Problem requirements - Copy out the entries below in full and exactly.

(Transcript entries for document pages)
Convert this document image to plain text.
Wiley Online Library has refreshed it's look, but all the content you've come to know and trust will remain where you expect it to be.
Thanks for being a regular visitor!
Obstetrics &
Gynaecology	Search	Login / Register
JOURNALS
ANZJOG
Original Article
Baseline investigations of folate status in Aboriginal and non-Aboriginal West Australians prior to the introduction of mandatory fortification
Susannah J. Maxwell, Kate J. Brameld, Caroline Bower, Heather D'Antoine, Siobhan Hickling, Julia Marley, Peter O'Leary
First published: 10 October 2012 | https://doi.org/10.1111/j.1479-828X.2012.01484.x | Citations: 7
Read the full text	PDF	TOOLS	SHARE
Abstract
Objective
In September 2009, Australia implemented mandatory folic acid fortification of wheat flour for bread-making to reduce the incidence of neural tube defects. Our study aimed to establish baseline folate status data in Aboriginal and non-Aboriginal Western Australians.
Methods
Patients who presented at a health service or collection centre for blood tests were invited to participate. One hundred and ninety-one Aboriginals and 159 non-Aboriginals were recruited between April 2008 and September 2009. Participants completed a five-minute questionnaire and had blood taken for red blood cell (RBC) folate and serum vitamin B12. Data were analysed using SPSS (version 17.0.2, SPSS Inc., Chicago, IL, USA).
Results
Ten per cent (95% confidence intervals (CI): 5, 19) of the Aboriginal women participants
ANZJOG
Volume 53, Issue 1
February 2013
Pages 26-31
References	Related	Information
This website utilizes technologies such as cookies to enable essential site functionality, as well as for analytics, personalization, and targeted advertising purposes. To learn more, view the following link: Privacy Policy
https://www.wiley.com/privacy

Output for this exercise -
Convert this document image to plain text.
Wiley Online Library has refreshed it's look, but all the content you've come to know and trust will remain where you expect it to be.
Thanks for being a regular visitor!
Obstetrics &
Gynaecology	Search	Login / Register
JOURNALS
ANZJOG
Original Article
Baseline investigations of folate status in Aboriginal and non-Aboriginal West Australians prior to the introduction of mandatory fortification
Susannah J. Maxwell, Kate J. Brameld, Caroline Bower, Heather D'Antoine, Siobhan Hickling, Julia Marley, Peter O'Leary
First published: 10 October 2012 | https://doi.org/10.1111/j.1479-828X.2012.01484.x | Citations: 7
Read the full text	PDF	TOOLS	SHARE
Abstract
Objective
In September 2009, Australia implemented mandatory folic acid fortification of wheat flour for bread-making to reduce the incidence of neural tube defects. Our study aimed to establish baseline folate status data in Aboriginal and non-Aboriginal Western Australians.
Methods
Patients who presented at a health service or collection centre for blood tests were invited to participate. One hundred and ninety-one Aboriginals and 159 non-Aboriginals were recruited between April 2008 and September 2009. Participants completed a five-minute questionnaire and had blood taken for red blood cell (RBC) folate and serum vitamin B12. Data were analysed using SPSS (version 17.0.2, SPSS Inc., Chicago, IL, USA).
Results
Ten per cent (95% confidence intervals (CI): 5, 19) of the Aboriginal women participants
ANZJOG
Volume 53, Issue 1
February 2013
Pages 26-31
References	Related	Information
This website utilizes technologies such as cookies to enable essential site functionality, as well as for analytics, personalization, and targeted advertising purposes. To learn more, view the following link: Privacy Policy
https://www.wiley.com/privacy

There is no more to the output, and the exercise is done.